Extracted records
>> start

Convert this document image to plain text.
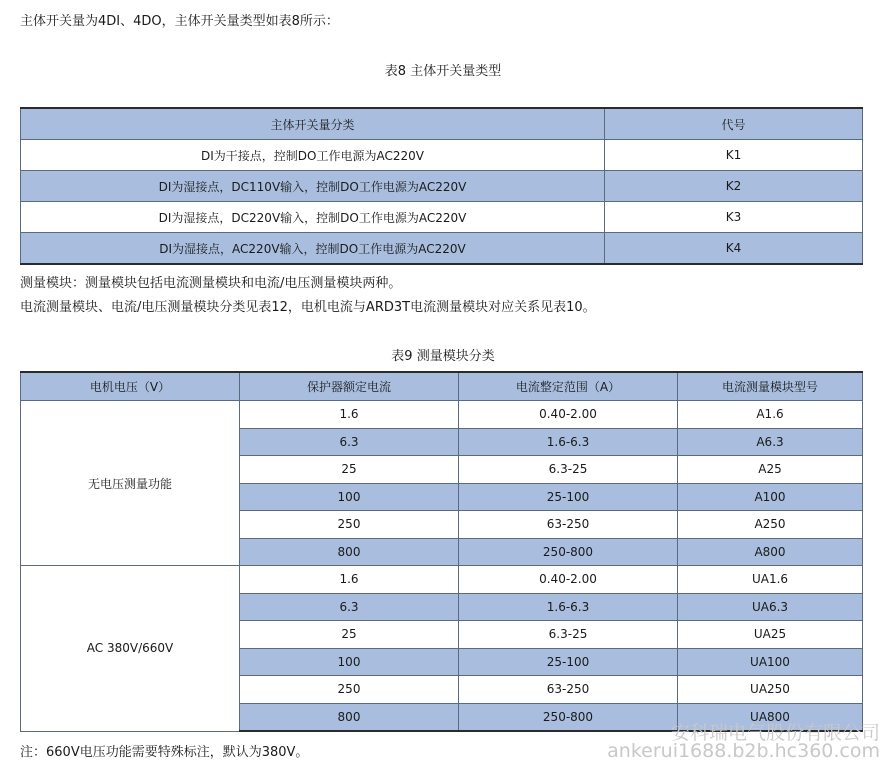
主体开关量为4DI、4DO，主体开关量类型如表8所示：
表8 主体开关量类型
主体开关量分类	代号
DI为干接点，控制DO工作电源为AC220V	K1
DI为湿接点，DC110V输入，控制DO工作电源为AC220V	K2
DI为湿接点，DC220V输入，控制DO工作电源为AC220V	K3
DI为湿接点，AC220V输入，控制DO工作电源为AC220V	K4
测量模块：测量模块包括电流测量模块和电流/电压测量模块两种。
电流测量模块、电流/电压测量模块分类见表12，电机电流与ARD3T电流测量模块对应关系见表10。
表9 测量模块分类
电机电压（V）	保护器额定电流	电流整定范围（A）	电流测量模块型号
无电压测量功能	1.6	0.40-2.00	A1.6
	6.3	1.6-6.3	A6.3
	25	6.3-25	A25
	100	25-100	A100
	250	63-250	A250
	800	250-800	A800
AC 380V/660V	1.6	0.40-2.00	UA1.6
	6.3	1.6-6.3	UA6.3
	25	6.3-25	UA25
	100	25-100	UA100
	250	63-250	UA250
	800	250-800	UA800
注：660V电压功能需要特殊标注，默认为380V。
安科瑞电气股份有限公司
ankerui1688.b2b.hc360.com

>> end

**PROBLEM DESCRIPTION**. List every line above that holds the word "DI为湿接点".

**REPLY TO THE EXERCISE**.
DI为湿接点，DC110V输入，控制DO工作电源为AC220V	K2
DI为湿接点，DC220V输入，控制DO工作电源为AC220V	K3
DI为湿接点，AC220V输入，控制DO工作电源为AC220V	K4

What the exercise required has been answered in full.